Written request |
Each line holding the word "name" counts once; give the total and nothing more.

================

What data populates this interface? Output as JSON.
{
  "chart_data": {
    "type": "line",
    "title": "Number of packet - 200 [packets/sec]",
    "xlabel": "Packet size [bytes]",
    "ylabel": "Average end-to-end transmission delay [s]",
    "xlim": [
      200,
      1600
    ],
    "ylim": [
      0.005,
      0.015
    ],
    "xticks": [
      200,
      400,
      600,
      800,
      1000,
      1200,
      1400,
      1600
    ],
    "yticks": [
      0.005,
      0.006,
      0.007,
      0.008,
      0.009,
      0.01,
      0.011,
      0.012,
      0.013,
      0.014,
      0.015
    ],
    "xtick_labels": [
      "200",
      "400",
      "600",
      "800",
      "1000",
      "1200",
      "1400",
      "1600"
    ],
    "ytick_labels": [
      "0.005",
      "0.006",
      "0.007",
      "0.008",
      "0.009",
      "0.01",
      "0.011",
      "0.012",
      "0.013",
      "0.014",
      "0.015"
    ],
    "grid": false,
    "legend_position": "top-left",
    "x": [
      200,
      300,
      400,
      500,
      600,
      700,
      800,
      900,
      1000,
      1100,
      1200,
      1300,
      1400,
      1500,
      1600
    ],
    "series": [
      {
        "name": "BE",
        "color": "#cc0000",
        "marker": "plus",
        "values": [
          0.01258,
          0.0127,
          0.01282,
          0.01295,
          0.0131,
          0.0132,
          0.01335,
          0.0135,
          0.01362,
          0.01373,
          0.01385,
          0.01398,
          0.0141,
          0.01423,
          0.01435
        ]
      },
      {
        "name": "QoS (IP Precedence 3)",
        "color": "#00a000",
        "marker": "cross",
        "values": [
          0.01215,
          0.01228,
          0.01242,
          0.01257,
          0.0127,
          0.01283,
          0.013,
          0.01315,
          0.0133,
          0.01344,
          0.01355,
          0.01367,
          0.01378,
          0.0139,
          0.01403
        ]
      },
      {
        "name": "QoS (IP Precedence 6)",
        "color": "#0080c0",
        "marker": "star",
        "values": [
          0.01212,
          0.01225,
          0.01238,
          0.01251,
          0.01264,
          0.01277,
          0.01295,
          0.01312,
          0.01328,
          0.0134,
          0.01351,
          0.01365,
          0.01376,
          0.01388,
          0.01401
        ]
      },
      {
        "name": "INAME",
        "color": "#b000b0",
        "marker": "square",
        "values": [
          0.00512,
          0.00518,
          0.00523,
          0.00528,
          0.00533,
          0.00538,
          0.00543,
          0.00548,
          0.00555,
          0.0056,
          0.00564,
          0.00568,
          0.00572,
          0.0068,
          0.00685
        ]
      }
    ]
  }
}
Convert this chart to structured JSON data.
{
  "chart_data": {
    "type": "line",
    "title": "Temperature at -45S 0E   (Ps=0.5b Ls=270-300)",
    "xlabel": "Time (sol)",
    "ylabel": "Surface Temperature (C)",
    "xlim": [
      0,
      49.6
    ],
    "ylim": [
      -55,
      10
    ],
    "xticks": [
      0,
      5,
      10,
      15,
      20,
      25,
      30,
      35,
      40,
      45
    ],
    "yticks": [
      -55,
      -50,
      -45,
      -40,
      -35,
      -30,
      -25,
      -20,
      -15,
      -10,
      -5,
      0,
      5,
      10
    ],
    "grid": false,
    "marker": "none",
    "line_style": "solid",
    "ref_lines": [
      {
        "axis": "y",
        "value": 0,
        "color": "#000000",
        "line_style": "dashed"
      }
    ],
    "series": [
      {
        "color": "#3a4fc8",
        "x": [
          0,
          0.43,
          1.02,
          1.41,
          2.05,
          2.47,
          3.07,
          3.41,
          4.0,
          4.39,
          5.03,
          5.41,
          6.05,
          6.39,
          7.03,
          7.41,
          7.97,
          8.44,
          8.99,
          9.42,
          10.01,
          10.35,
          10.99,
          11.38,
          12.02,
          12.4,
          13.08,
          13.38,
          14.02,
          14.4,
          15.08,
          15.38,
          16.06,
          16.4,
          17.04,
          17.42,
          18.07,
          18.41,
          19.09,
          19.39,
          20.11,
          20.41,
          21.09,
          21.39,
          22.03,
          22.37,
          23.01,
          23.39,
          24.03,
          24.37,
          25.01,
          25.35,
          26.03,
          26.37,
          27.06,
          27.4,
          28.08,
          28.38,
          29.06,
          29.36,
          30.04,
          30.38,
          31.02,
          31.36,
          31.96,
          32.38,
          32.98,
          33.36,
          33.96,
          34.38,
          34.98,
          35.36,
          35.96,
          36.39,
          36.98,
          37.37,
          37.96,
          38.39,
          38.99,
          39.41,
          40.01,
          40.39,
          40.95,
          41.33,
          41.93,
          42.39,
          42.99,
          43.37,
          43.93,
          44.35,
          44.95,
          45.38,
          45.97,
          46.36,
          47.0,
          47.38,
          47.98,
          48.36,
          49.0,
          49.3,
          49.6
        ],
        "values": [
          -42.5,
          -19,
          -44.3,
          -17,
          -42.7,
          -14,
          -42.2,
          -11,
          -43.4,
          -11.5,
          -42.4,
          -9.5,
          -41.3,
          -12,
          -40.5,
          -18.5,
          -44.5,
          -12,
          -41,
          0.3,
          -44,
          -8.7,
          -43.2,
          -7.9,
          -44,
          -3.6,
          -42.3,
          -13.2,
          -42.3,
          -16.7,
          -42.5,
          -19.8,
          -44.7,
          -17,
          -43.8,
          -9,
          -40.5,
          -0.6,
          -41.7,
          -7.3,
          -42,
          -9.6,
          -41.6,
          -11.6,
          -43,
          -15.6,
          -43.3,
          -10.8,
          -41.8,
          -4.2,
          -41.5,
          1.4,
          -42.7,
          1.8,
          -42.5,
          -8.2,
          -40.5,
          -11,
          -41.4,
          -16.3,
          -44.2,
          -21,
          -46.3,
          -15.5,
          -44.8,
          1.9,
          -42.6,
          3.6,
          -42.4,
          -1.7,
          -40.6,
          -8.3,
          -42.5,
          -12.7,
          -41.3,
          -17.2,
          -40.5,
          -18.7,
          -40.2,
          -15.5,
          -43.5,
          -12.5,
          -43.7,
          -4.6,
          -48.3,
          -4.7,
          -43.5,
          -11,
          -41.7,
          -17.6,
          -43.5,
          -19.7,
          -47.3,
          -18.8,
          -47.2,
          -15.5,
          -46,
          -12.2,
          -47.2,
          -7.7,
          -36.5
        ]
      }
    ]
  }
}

================

Reply to the exercise |
4